-- start of TASK INPUT --

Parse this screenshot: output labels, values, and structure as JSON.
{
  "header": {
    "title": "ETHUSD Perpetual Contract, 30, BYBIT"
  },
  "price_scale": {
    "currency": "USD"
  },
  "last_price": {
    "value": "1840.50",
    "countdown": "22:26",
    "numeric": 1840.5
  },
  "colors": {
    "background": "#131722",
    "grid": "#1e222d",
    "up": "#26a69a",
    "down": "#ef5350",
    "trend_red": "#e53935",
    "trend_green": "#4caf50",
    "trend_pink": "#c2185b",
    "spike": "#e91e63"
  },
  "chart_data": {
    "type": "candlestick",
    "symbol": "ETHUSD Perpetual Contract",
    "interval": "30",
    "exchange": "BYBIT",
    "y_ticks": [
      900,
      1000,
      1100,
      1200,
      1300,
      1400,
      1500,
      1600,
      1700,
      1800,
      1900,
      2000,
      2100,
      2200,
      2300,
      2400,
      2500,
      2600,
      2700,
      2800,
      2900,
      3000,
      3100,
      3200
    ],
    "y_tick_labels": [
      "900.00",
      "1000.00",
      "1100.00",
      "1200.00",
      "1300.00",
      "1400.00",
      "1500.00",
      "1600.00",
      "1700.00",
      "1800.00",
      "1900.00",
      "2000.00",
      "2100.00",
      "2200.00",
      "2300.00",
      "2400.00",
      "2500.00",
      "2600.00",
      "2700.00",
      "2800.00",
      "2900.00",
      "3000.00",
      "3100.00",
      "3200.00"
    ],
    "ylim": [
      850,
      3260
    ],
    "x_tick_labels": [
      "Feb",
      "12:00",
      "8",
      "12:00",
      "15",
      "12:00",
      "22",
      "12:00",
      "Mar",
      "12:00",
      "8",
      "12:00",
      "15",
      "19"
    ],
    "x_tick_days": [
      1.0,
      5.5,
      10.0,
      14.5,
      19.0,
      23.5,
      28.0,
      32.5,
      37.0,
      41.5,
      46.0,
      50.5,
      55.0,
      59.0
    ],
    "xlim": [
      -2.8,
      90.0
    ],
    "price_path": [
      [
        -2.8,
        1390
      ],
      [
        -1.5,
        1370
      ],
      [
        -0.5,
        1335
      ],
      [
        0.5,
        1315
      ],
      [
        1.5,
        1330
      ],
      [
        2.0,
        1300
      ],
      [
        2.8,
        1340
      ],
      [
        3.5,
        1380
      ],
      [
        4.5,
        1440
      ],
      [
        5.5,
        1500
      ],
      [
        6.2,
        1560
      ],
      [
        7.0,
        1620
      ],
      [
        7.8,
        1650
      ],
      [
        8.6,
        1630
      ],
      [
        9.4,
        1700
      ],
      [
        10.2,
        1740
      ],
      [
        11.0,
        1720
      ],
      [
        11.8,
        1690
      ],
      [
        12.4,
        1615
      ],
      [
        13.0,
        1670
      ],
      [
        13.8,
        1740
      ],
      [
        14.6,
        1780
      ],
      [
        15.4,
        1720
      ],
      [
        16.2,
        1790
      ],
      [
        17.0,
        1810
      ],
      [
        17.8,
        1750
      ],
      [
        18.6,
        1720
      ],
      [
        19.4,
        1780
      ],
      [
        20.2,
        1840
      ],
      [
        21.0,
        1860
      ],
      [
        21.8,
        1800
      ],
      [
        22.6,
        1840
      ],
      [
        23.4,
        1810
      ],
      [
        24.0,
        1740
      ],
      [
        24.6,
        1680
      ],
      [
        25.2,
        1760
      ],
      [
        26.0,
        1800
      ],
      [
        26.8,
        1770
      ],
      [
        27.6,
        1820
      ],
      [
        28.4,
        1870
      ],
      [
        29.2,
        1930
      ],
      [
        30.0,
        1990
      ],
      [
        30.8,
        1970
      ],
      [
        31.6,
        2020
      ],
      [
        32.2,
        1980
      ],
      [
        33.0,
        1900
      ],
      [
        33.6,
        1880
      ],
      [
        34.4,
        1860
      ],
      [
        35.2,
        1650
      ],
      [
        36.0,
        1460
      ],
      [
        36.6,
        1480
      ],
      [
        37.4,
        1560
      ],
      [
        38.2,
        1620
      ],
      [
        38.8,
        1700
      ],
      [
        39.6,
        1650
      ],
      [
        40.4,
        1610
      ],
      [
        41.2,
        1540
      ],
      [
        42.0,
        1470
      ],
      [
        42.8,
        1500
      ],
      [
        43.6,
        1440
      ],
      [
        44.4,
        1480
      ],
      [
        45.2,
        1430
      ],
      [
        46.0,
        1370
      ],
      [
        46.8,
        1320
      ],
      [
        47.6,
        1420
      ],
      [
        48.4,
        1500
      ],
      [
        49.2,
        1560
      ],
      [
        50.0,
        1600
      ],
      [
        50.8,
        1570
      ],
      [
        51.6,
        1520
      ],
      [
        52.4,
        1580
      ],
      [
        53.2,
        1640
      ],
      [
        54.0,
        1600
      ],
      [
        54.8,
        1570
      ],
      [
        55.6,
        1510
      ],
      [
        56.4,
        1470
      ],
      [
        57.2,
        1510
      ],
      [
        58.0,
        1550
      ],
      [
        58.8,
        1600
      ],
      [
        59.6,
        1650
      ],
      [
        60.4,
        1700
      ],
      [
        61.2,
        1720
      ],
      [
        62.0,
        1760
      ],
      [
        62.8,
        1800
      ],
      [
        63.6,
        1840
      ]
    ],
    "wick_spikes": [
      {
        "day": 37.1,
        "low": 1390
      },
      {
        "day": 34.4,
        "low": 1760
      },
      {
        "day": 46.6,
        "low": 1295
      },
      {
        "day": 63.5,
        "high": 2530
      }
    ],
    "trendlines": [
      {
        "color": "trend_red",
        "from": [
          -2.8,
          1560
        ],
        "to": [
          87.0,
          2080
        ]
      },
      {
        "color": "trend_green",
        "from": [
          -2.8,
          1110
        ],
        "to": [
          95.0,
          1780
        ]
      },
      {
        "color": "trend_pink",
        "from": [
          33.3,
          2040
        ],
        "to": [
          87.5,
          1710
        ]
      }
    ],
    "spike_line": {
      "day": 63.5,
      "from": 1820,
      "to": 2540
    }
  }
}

-- end of TASK INPUT --

Repeat back the data above, exact to the last character.

FINAL RESULT:
Parse this screenshot: output labels, values, and structure as JSON.
{
  "header": {
    "title": "ETHUSD Perpetual Contract, 30, BYBIT"
  },
  "price_scale": {
    "currency": "USD"
  },
  "last_price": {
    "value": "1840.50",
    "countdown": "22:26",
    "numeric": 1840.5
  },
  "colors": {
    "background": "#131722",
    "grid": "#1e222d",
    "up": "#26a69a",
    "down": "#ef5350",
    "trend_red": "#e53935",
    "trend_green": "#4caf50",
    "trend_pink": "#c2185b",
    "spike": "#e91e63"
  },
  "chart_data": {
    "type": "candlestick",
    "symbol": "ETHUSD Perpetual Contract",
    "interval": "30",
    "exchange": "BYBIT",
    "y_ticks": [
      900,
      1000,
      1100,
      1200,
      1300,
      1400,
      1500,
      1600,
      1700,
      1800,
      1900,
      2000,
      2100,
      2200,
      2300,
      2400,
      2500,
      2600,
      2700,
      2800,
      2900,
      3000,
      3100,
      3200
    ],
    "y_tick_labels": [
      "900.00",
      "1000.00",
      "1100.00",
      "1200.00",
      "1300.00",
      "1400.00",
      "1500.00",
      "1600.00",
      "1700.00",
      "1800.00",
      "1900.00",
      "2000.00",
      "2100.00",
      "2200.00",
      "2300.00",
      "2400.00",
      "2500.00",
      "2600.00",
      "2700.00",
      "2800.00",
      "2900.00",
      "3000.00",
      "3100.00",
      "3200.00"
    ],
    "ylim": [
      850,
      3260
    ],
    "x_tick_labels": [
      "Feb",
      "12:00",
      "8",
      "12:00",
      "15",
      "12:00",
      "22",
      "12:00",
      "Mar",
      "12:00",
      "8",
      "12:00",
      "15",
      "19"
    ],
    "x_tick_days": [
      1.0,
      5.5,
      10.0,
      14.5,
      19.0,
      23.5,
      28.0,
      32.5,
      37.0,
      41.5,
      46.0,
      50.5,
      55.0,
      59.0
    ],
    "xlim": [
      -2.8,
      90.0
    ],
    "price_path": [
      [
        -2.8,
        1390
      ],
      [
        -1.5,
        1370
      ],
      [
        -0.5,
        1335
      ],
      [
        0.5,
        1315
      ],
      [
        1.5,
        1330
      ],
      [
        2.0,
        1300
      ],
      [
        2.8,
        1340
      ],
      [
        3.5,
        1380
      ],
      [
        4.5,
        1440
      ],
      [
        5.5,
        1500
      ],
      [
        6.2,
        1560
      ],
      [
        7.0,
        1620
      ],
      [
        7.8,
        1650
      ],
      [
        8.6,
        1630
      ],
      [
        9.4,
        1700
      ],
      [
        10.2,
        1740
      ],
      [
        11.0,
        1720
      ],
      [
        11.8,
        1690
      ],
      [
        12.4,
        1615
      ],
      [
        13.0,
        1670
      ],
      [
        13.8,
        1740
      ],
      [
        14.6,
        1780
      ],
      [
        15.4,
        1720
      ],
      [
        16.2,
        1790
      ],
      [
        17.0,
        1810
      ],
      [
        17.8,
        1750
      ],
      [
        18.6,
        1720
      ],
      [
        19.4,
        1780
      ],
      [
        20.2,
        1840
      ],
      [
        21.0,
        1860
      ],
      [
        21.8,
        1800
      ],
      [
        22.6,
        1840
      ],
      [
        23.4,
        1810
      ],
      [
        24.0,
        1740
      ],
      [
        24.6,
        1680
      ],
      [
        25.2,
        1760
      ],
      [
        26.0,
        1800
      ],
      [
        26.8,
        1770
      ],
      [
        27.6,
        1820
      ],
      [
        28.4,
        1870
      ],
      [
        29.2,
        1930
      ],
      [
        30.0,
        1990
      ],
      [
        30.8,
        1970
      ],
      [
        31.6,
        2020
      ],
      [
        32.2,
        1980
      ],
      [
        33.0,
        1900
      ],
      [
        33.6,
        1880
      ],
      [
        34.4,
        1860
      ],
      [
        35.2,
        1650
      ],
      [
        36.0,
        1460
      ],
      [
        36.6,
        1480
      ],
      [
        37.4,
        1560
      ],
      [
        38.2,
        1620
      ],
      [
        38.8,
        1700
      ],
      [
        39.6,
        1650
      ],
      [
        40.4,
        1610
      ],
      [
        41.2,
        1540
      ],
      [
        42.0,
        1470
      ],
      [
        42.8,
        1500
      ],
      [
        43.6,
        1440
      ],
      [
        44.4,
        1480
      ],
      [
        45.2,
        1430
      ],
      [
        46.0,
        1370
      ],
      [
        46.8,
        1320
      ],
      [
        47.6,
        1420
      ],
      [
        48.4,
        1500
      ],
      [
        49.2,
        1560
      ],
      [
        50.0,
        1600
      ],
      [
        50.8,
        1570
      ],
      [
        51.6,
        1520
      ],
      [
        52.4,
        1580
      ],
      [
        53.2,
        1640
      ],
      [
        54.0,
        1600
      ],
      [
        54.8,
        1570
      ],
      [
        55.6,
        1510
      ],
      [
        56.4,
        1470
      ],
      [
        57.2,
        1510
      ],
      [
        58.0,
        1550
      ],
      [
        58.8,
        1600
      ],
      [
        59.6,
        1650
      ],
      [
        60.4,
        1700
      ],
      [
        61.2,
        1720
      ],
      [
        62.0,
        1760
      ],
      [
        62.8,
        1800
      ],
      [
        63.6,
        1840
      ]
    ],
    "wick_spikes": [
      {
        "day": 37.1,
        "low": 1390
      },
      {
        "day": 34.4,
        "low": 1760
      },
      {
        "day": 46.6,
        "low": 1295
      },
      {
        "day": 63.5,
        "high": 2530
      }
    ],
    "trendlines": [
      {
        "color": "trend_red",
        "from": [
          -2.8,
          1560
        ],
        "to": [
          87.0,
          2080
        ]
      },
      {
        "color": "trend_green",
        "from": [
          -2.8,
          1110
        ],
        "to": [
          95.0,
          1780
        ]
      },
      {
        "color": "trend_pink",
        "from": [
          33.3,
          2040
        ],
        "to": [
          87.5,
          1710
        ]
      }
    ],
    "spike_line": {
      "day": 63.5,
      "from": 1820,
      "to": 2540
    }
  }
}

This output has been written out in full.